Task details: Exactly reproduce all the records, keeping pictures out of the copy.

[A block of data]
------------------------------------------------

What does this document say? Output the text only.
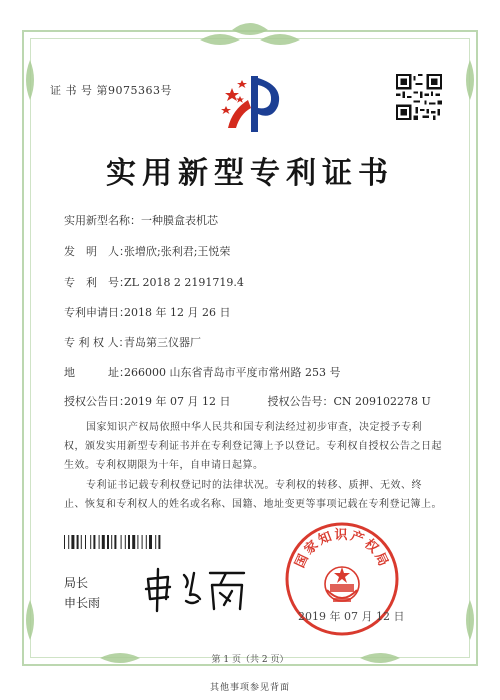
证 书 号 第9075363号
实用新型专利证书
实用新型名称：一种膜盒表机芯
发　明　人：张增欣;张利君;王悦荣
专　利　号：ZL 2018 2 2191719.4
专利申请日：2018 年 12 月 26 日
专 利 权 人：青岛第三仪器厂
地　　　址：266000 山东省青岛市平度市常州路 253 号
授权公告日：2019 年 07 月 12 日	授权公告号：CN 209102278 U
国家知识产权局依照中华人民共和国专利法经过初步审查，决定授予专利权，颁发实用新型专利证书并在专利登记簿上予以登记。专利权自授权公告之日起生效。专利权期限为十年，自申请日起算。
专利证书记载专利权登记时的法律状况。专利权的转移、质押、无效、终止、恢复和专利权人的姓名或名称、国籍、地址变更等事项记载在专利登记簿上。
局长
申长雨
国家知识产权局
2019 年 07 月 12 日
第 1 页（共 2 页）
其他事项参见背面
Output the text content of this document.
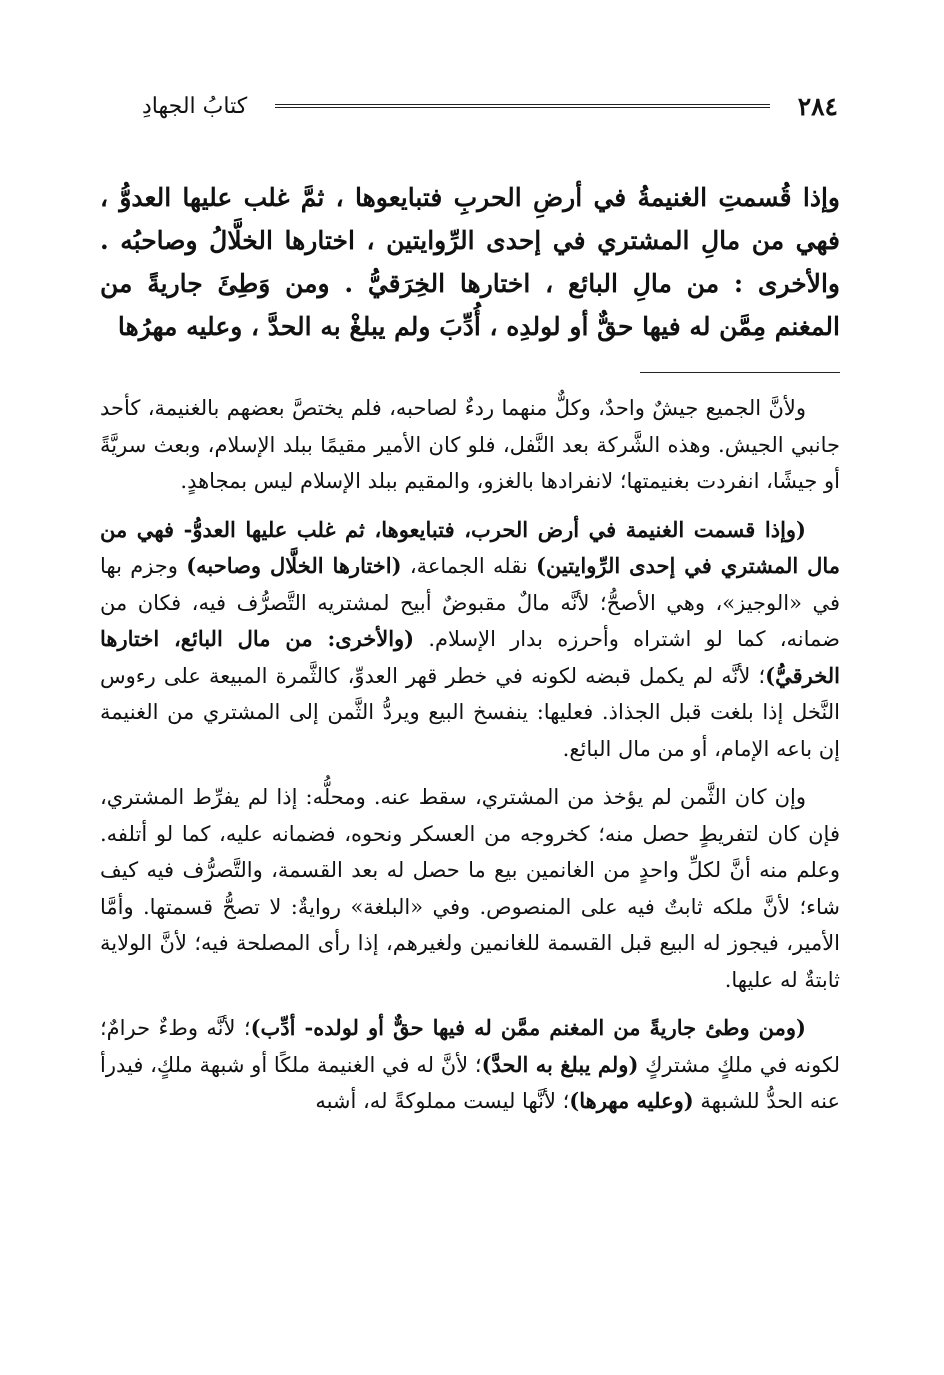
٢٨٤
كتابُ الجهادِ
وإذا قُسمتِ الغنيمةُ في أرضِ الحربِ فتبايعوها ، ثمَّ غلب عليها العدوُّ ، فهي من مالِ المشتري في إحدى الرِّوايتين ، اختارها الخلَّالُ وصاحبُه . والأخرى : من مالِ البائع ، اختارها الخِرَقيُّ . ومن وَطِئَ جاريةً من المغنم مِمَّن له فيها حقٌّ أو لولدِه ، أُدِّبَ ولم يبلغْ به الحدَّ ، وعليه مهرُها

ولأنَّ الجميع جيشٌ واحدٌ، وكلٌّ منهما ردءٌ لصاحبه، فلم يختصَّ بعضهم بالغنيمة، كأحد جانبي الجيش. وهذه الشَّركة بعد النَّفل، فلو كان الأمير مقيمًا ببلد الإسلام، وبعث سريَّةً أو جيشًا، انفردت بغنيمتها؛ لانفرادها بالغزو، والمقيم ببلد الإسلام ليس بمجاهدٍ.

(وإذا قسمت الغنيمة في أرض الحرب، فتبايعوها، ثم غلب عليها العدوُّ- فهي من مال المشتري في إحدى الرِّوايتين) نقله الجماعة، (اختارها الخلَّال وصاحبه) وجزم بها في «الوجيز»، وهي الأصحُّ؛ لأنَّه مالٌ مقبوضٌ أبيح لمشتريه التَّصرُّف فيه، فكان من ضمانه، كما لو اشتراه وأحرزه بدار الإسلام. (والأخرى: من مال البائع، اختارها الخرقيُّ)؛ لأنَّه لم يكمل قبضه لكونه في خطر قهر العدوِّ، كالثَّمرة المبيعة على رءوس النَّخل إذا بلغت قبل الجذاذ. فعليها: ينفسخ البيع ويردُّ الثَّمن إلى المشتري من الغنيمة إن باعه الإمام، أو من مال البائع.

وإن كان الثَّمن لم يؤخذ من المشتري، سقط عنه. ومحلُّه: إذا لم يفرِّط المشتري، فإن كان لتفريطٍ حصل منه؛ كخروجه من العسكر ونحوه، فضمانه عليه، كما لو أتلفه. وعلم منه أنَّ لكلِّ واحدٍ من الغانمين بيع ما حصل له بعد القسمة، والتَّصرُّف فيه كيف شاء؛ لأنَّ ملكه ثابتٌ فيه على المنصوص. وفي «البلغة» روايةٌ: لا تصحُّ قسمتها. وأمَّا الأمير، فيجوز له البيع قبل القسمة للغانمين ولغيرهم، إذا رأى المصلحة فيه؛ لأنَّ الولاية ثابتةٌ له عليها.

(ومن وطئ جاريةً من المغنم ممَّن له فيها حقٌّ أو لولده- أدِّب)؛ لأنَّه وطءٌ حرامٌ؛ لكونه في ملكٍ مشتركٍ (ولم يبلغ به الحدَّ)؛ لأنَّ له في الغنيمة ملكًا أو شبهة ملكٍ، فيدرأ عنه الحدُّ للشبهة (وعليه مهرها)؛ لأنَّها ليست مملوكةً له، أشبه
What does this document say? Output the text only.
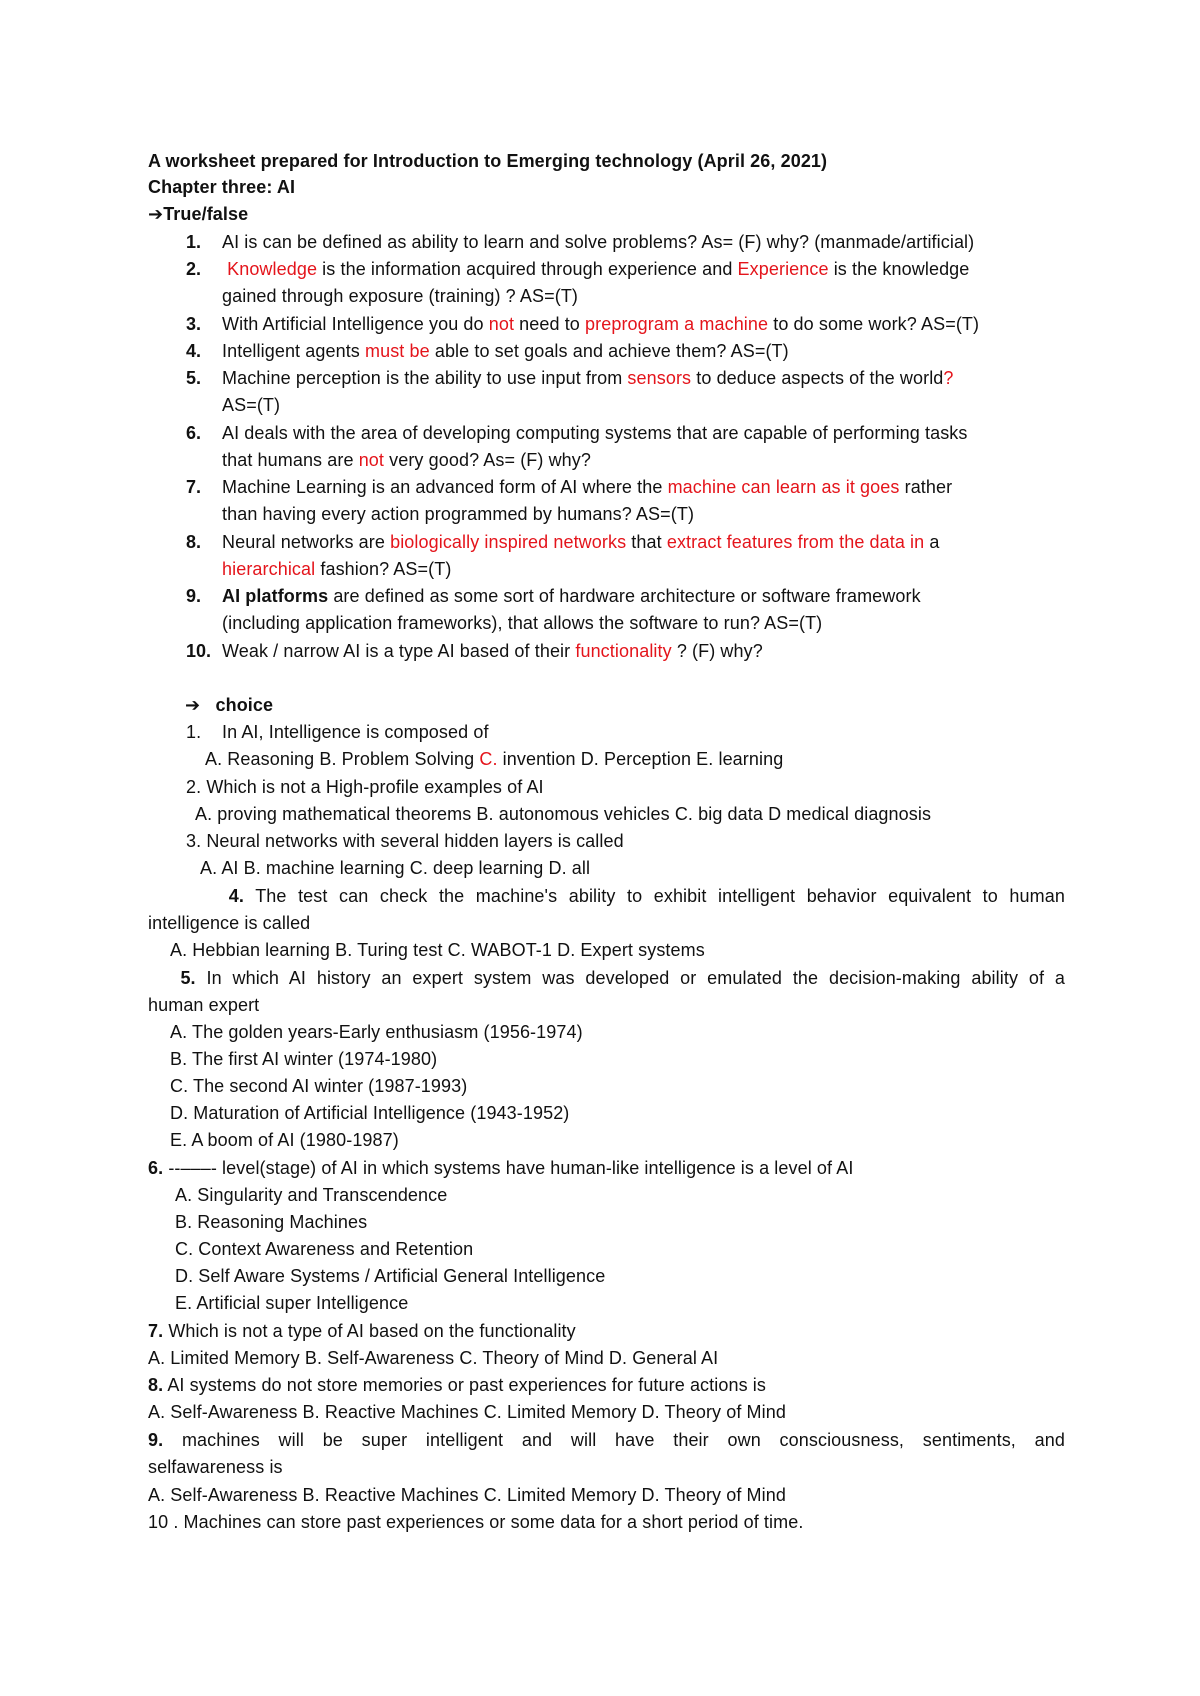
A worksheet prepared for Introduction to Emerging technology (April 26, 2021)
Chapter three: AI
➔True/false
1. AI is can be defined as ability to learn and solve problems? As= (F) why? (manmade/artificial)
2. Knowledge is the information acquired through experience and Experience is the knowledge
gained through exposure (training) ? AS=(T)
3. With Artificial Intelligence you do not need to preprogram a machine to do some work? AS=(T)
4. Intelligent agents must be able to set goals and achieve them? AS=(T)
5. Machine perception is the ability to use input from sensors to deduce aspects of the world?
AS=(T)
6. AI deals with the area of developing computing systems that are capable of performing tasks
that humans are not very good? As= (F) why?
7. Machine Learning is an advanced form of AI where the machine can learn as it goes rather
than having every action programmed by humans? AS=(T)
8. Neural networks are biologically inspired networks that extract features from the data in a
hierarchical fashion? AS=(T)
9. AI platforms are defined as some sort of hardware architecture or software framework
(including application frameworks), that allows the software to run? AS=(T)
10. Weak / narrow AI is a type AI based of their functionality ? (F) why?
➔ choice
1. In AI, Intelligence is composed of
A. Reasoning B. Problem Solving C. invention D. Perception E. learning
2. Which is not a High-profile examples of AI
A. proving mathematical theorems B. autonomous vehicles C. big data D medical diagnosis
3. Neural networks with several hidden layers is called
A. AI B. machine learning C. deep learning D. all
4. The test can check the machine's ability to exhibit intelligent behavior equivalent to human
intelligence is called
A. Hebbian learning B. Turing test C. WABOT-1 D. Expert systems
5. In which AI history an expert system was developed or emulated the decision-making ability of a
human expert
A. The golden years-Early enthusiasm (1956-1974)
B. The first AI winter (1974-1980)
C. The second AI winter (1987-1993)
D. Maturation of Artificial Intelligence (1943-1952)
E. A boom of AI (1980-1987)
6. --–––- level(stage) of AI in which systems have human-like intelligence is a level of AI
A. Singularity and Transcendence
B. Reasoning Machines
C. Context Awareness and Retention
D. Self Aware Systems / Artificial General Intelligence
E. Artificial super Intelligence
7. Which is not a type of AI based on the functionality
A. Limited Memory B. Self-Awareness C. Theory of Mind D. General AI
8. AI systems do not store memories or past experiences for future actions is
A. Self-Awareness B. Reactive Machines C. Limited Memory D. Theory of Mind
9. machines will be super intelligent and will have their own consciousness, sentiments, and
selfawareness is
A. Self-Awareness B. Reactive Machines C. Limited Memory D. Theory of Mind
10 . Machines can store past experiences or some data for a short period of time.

------------------------------------------------

Output of the task:
What does this document say? Output the text only.
证 书 号 第9075363号
实用新型专利证书
实用新型名称：一种膜盒表机芯
发　明　人：张增欣;张利君;王悦荣
专　利　号：ZL 2018 2 2191719.4
专利申请日：2018 年 12 月 26 日
专 利 权 人：青岛第三仪器厂
地　　　址：266000 山东省青岛市平度市常州路 253 号
授权公告日：2019 年 07 月 12 日	授权公告号：CN 209102278 U
国家知识产权局依照中华人民共和国专利法经过初步审查，决定授予专利权，颁发实用新型专利证书并在专利登记簿上予以登记。专利权自授权公告之日起生效。专利权期限为十年，自申请日起算。
专利证书记载专利权登记时的法律状况。专利权的转移、质押、无效、终止、恢复和专利权人的姓名或名称、国籍、地址变更等事项记载在专利登记簿上。
局长
申长雨
国家知识产权局
2019 年 07 月 12 日
第 1 页（共 2 页）
其他事项参见背面
Output the text content of this document.
٢٨٤
كتابُ الجهادِ
وإذا قُسمتِ الغنيمةُ في أرضِ الحربِ فتبايعوها ، ثمَّ غلب عليها العدوُّ ، فهي من مالِ المشتري في إحدى الرِّوايتين ، اختارها الخلَّالُ وصاحبُه . والأخرى : من مالِ البائع ، اختارها الخِرَقيُّ . ومن وَطِئَ جاريةً من المغنم مِمَّن له فيها حقٌّ أو لولدِه ، أُدِّبَ ولم يبلغْ به الحدَّ ، وعليه مهرُها

ولأنَّ الجميع جيشٌ واحدٌ، وكلٌّ منهما ردءٌ لصاحبه، فلم يختصَّ بعضهم بالغنيمة، كأحد جانبي الجيش. وهذه الشَّركة بعد النَّفل، فلو كان الأمير مقيمًا ببلد الإسلام، وبعث سريَّةً أو جيشًا، انفردت بغنيمتها؛ لانفرادها بالغزو، والمقيم ببلد الإسلام ليس بمجاهدٍ.

(وإذا قسمت الغنيمة في أرض الحرب، فتبايعوها، ثم غلب عليها العدوُّ- فهي من مال المشتري في إحدى الرِّوايتين) نقله الجماعة، (اختارها الخلَّال وصاحبه) وجزم بها في «الوجيز»، وهي الأصحُّ؛ لأنَّه مالٌ مقبوضٌ أبيح لمشتريه التَّصرُّف فيه، فكان من ضمانه، كما لو اشتراه وأحرزه بدار الإسلام. (والأخرى: من مال البائع، اختارها الخرقيُّ)؛ لأنَّه لم يكمل قبضه لكونه في خطر قهر العدوِّ، كالثَّمرة المبيعة على رءوس النَّخل إذا بلغت قبل الجذاذ. فعليها: ينفسخ البيع ويردُّ الثَّمن إلى المشتري من الغنيمة إن باعه الإمام، أو من مال البائع.

وإن كان الثَّمن لم يؤخذ من المشتري، سقط عنه. ومحلُّه: إذا لم يفرِّط المشتري، فإن كان لتفريطٍ حصل منه؛ كخروجه من العسكر ونحوه، فضمانه عليه، كما لو أتلفه. وعلم منه أنَّ لكلِّ واحدٍ من الغانمين بيع ما حصل له بعد القسمة، والتَّصرُّف فيه كيف شاء؛ لأنَّ ملكه ثابتٌ فيه على المنصوص. وفي «البلغة» روايةٌ: لا تصحُّ قسمتها. وأمَّا الأمير، فيجوز له البيع قبل القسمة للغانمين ولغيرهم، إذا رأى المصلحة فيه؛ لأنَّ الولاية ثابتةٌ له عليها.

(ومن وطئ جاريةً من المغنم ممَّن له فيها حقٌّ أو لولده- أدِّب)؛ لأنَّه وطءٌ حرامٌ؛ لكونه في ملكٍ مشتركٍ (ولم يبلغ به الحدَّ)؛ لأنَّ له في الغنيمة ملكًا أو شبهة ملكٍ، فيدرأ عنه الحدُّ للشبهة (وعليه مهرها)؛ لأنَّها ليست مملوكةً له، أشبه
What does this document say? Output the text only.
A worksheet prepared for Introduction to Emerging technology (April 26, 2021)
Chapter three: AI
➔True/false
1. AI is can be defined as ability to learn and solve problems? As= (F) why? (manmade/artificial)
2. Knowledge is the information acquired through experience and Experience is the knowledge
gained through exposure (training) ? AS=(T)
3. With Artificial Intelligence you do not need to preprogram a machine to do some work? AS=(T)
4. Intelligent agents must be able to set goals and achieve them? AS=(T)
5. Machine perception is the ability to use input from sensors to deduce aspects of the world?
AS=(T)
6. AI deals with the area of developing computing systems that are capable of performing tasks
that humans are not very good? As= (F) why?
7. Machine Learning is an advanced form of AI where the machine can learn as it goes rather
than having every action programmed by humans? AS=(T)
8. Neural networks are biologically inspired networks that extract features from the data in a
hierarchical fashion? AS=(T)
9. AI platforms are defined as some sort of hardware architecture or software framework
(including application frameworks), that allows the software to run? AS=(T)
10. Weak / narrow AI is a type AI based of their functionality ? (F) why?
➔ choice
1. In AI, Intelligence is composed of
A. Reasoning B. Problem Solving C. invention D. Perception E. learning
2. Which is not a High-profile examples of AI
A. proving mathematical theorems B. autonomous vehicles C. big data D medical diagnosis
3. Neural networks with several hidden layers is called
A. AI B. machine learning C. deep learning D. all
4. The test can check the machine's ability to exhibit intelligent behavior equivalent to human
intelligence is called
A. Hebbian learning B. Turing test C. WABOT-1 D. Expert systems
5. In which AI history an expert system was developed or emulated the decision-making ability of a
human expert
A. The golden years-Early enthusiasm (1956-1974)
B. The first AI winter (1974-1980)
C. The second AI winter (1987-1993)
D. Maturation of Artificial Intelligence (1943-1952)
E. A boom of AI (1980-1987)
6. --–––- level(stage) of AI in which systems have human-like intelligence is a level of AI
A. Singularity and Transcendence
B. Reasoning Machines
C. Context Awareness and Retention
D. Self Aware Systems / Artificial General Intelligence
E. Artificial super Intelligence
7. Which is not a type of AI based on the functionality
A. Limited Memory B. Self-Awareness C. Theory of Mind D. General AI
8. AI systems do not store memories or past experiences for future actions is
A. Self-Awareness B. Reactive Machines C. Limited Memory D. Theory of Mind
9. machines will be super intelligent and will have their own consciousness, sentiments, and
selfawareness is
A. Self-Awareness B. Reactive Machines C. Limited Memory D. Theory of Mind
10 . Machines can store past experiences or some data for a short period of time.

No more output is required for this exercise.